__WORK REQUIRED__:
Wherever the string "Environment" shows up in a line, count that line. Give the total alone.

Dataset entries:
* * *
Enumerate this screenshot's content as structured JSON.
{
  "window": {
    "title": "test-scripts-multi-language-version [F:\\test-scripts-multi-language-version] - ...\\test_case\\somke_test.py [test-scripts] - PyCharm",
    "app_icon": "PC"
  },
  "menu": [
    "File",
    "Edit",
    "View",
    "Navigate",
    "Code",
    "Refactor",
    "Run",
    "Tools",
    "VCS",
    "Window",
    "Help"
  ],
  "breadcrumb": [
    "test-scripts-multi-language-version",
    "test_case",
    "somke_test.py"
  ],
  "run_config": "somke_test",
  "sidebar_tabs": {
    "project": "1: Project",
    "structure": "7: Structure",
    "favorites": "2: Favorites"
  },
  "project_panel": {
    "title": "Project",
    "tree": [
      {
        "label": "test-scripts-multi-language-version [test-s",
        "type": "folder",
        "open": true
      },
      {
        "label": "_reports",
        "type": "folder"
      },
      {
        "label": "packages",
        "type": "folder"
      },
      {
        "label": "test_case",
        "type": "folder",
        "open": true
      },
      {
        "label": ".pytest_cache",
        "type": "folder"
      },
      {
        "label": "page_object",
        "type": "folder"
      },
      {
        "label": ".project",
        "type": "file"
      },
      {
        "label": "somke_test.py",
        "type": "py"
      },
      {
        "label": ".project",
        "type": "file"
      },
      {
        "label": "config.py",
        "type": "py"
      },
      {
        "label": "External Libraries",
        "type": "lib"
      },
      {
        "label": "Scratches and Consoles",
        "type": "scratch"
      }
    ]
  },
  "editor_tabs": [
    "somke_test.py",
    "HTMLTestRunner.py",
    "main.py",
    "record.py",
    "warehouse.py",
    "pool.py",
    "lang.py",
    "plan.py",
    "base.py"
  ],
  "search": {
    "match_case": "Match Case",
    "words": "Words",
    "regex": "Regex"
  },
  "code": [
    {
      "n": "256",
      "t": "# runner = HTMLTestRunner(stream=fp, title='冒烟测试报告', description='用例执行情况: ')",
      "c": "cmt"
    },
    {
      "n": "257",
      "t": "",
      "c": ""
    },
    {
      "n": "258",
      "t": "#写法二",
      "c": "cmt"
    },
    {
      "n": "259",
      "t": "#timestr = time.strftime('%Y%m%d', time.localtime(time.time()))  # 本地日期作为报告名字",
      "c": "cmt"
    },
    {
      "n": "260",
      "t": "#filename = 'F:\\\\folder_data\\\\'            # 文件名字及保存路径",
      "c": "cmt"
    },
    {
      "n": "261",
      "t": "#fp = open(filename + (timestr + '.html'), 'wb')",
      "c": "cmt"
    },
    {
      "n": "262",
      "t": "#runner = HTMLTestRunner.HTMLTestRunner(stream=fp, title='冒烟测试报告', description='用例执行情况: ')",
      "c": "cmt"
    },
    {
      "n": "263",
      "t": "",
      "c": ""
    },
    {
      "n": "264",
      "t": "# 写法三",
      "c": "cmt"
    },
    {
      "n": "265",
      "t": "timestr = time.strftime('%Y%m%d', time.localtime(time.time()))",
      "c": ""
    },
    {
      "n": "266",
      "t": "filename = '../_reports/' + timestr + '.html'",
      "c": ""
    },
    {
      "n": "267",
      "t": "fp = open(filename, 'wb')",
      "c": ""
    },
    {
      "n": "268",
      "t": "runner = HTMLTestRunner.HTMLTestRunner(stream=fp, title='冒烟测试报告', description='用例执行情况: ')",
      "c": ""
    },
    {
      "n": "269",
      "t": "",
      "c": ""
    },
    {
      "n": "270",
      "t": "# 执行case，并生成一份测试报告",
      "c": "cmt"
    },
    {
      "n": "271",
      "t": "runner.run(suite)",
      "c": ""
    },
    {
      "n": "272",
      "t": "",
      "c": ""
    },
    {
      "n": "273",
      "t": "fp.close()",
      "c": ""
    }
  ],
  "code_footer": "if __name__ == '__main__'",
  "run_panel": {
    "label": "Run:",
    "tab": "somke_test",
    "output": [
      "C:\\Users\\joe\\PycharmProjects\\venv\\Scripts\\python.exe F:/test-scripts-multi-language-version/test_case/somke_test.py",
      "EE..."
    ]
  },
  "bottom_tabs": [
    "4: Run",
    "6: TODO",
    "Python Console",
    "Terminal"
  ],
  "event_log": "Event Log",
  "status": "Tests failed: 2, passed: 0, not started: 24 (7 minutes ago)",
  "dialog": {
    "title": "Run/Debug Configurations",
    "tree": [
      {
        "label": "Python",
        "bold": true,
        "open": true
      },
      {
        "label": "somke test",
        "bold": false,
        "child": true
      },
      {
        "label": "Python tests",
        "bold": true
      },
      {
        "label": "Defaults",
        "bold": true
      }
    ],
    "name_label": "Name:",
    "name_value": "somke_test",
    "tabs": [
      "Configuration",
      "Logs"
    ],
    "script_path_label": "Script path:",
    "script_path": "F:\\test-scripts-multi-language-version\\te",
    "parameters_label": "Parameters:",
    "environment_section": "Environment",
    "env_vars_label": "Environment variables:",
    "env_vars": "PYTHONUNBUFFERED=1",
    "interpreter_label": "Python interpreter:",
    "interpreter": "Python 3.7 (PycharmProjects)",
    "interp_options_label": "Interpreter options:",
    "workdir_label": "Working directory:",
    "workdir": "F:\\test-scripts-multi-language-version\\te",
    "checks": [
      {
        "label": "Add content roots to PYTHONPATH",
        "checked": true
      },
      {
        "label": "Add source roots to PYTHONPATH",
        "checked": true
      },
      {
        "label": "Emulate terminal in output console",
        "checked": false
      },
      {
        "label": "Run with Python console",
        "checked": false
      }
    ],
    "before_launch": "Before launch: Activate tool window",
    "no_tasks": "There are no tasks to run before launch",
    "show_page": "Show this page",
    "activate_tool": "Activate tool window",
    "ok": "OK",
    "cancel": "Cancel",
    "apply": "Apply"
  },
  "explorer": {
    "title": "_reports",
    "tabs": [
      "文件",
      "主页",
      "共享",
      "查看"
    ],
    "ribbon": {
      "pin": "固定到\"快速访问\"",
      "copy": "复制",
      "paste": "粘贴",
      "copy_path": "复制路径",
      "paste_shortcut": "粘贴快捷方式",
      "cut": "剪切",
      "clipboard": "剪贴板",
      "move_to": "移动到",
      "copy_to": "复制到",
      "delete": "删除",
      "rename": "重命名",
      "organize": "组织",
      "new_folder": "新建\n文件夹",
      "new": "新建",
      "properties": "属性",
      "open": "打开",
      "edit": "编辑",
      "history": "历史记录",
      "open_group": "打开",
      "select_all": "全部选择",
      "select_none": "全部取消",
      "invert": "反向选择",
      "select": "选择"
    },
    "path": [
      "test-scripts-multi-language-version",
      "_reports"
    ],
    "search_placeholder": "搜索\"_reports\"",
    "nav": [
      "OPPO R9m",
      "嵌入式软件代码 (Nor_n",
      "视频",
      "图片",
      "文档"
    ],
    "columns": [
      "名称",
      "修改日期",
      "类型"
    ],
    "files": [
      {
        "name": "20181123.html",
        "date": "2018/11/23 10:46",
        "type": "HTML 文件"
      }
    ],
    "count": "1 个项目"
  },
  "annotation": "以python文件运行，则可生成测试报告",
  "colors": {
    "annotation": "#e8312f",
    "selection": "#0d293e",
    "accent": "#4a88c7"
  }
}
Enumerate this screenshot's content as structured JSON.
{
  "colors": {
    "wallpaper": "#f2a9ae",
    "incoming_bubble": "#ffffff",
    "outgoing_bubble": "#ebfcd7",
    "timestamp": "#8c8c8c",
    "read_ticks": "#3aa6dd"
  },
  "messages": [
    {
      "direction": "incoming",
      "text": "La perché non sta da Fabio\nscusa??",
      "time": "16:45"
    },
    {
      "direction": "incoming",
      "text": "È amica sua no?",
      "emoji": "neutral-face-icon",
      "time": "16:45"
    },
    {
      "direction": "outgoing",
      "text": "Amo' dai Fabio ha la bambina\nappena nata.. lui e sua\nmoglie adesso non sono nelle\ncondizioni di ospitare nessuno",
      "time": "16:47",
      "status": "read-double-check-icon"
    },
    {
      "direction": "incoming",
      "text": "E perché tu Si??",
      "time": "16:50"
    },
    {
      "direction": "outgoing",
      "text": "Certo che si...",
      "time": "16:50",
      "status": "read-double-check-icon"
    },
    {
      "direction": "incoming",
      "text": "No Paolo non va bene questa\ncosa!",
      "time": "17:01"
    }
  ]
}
* * *
__COMPLETE OUTPUT__:
2